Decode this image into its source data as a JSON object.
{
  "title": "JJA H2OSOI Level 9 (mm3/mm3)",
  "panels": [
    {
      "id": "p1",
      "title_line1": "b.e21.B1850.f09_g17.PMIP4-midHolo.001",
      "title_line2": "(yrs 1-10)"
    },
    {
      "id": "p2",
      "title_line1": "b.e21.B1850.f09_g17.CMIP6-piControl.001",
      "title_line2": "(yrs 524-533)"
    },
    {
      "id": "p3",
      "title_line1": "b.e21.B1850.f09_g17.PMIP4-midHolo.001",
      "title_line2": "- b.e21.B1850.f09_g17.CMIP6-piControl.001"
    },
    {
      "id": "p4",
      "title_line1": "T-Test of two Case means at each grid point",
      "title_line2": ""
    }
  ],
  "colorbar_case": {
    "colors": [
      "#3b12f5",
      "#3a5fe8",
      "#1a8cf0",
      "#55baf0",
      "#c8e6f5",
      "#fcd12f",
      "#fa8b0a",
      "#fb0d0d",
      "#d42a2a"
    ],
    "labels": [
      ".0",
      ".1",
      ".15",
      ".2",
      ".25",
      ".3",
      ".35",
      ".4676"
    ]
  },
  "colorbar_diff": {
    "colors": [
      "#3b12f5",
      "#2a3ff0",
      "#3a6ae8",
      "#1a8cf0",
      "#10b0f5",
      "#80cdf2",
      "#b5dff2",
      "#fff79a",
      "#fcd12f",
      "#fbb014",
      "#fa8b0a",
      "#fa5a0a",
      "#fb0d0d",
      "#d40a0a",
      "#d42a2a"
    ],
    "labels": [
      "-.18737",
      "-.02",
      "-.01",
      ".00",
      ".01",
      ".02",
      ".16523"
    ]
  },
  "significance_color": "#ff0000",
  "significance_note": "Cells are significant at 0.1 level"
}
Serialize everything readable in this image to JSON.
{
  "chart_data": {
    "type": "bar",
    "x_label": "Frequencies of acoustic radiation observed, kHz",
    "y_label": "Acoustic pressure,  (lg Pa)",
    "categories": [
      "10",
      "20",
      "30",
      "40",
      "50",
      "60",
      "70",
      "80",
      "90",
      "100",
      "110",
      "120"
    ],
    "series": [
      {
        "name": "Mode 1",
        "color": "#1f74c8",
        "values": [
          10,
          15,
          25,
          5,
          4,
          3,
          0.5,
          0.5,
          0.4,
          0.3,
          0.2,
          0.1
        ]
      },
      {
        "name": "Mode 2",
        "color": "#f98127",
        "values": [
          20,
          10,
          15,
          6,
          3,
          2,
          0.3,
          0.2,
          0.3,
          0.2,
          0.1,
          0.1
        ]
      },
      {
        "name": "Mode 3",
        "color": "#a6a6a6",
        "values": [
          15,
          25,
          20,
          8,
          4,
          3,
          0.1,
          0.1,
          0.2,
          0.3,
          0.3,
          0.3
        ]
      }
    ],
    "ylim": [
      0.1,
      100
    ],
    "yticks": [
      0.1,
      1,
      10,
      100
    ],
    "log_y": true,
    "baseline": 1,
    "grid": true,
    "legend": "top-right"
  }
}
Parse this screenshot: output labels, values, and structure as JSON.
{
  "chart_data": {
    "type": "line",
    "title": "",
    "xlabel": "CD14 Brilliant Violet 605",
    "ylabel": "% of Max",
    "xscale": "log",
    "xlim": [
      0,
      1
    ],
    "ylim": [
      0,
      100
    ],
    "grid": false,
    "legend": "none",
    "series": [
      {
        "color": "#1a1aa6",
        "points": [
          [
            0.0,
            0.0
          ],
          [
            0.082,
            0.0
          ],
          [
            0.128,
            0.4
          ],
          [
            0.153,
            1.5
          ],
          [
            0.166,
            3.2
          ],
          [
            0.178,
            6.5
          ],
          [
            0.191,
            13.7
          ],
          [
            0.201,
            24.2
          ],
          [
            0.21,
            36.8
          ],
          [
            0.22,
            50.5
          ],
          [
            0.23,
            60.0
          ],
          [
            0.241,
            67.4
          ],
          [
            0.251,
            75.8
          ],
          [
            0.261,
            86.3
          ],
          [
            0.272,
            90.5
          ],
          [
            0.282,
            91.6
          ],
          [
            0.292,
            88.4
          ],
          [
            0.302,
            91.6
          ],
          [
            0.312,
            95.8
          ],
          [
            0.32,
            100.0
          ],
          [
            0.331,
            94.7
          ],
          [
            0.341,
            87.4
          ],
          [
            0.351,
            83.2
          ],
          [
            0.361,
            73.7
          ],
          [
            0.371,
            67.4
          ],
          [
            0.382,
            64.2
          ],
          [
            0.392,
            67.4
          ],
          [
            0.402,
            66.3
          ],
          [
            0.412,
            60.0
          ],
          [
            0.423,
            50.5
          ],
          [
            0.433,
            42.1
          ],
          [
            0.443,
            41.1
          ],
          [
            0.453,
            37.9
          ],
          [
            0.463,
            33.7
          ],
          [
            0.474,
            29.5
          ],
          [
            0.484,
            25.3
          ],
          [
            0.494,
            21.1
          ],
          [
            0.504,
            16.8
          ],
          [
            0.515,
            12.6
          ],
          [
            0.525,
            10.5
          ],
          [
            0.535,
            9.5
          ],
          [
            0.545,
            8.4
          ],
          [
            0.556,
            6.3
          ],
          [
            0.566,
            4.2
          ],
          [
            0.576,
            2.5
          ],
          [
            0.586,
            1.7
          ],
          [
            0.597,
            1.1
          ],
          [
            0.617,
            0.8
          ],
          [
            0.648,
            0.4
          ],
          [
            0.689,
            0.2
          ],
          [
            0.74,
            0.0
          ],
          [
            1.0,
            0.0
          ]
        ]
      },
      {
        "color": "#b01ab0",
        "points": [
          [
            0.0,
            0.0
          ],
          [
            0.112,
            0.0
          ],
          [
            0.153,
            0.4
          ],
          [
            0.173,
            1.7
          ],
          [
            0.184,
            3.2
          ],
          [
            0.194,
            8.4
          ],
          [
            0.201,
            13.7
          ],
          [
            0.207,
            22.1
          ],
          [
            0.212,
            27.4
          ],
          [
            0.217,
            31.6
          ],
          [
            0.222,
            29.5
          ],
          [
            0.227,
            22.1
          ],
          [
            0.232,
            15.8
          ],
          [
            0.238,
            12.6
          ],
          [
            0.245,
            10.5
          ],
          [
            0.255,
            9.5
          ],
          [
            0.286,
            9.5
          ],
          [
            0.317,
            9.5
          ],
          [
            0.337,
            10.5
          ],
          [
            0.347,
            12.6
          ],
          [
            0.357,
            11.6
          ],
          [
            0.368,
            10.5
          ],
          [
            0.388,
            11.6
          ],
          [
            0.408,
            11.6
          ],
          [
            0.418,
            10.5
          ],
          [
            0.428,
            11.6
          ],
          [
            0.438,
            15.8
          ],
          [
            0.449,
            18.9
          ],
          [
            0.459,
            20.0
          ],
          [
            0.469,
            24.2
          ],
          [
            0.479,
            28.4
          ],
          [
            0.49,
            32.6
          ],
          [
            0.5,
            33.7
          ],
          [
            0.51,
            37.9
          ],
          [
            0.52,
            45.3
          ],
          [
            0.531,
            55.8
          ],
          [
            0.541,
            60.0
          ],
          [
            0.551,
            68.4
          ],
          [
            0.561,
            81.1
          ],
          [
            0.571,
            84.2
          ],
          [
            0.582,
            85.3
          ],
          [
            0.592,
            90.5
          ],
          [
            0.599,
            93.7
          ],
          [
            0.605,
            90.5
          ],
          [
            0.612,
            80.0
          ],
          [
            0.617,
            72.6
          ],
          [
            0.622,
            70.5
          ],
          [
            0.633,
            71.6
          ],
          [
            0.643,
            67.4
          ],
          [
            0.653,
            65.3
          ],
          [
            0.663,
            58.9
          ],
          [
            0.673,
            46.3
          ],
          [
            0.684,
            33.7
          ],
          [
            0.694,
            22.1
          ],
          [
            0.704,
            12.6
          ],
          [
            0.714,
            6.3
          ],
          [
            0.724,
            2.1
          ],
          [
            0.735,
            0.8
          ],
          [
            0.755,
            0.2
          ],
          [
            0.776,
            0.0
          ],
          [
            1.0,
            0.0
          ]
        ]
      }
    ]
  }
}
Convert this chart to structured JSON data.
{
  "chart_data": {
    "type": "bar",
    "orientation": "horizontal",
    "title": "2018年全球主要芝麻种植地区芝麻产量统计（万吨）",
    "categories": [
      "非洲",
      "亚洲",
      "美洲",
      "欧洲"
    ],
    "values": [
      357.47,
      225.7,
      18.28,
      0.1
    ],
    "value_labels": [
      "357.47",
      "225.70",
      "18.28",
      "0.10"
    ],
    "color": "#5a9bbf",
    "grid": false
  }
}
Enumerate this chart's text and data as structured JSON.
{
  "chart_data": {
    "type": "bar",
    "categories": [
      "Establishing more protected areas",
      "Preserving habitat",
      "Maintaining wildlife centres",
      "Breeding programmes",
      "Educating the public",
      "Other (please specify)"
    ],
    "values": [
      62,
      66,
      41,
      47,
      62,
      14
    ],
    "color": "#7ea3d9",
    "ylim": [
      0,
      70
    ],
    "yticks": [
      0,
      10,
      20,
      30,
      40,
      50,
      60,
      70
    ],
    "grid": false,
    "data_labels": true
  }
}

◆ Exercise:
Look through the material above and pick out each line holding the word "grid".

◆ Exercise response:
      "title_line1": "T-Test of two Case means at each grid point",
    "grid": true,
    "grid": false,
    "grid": false
    "grid": false,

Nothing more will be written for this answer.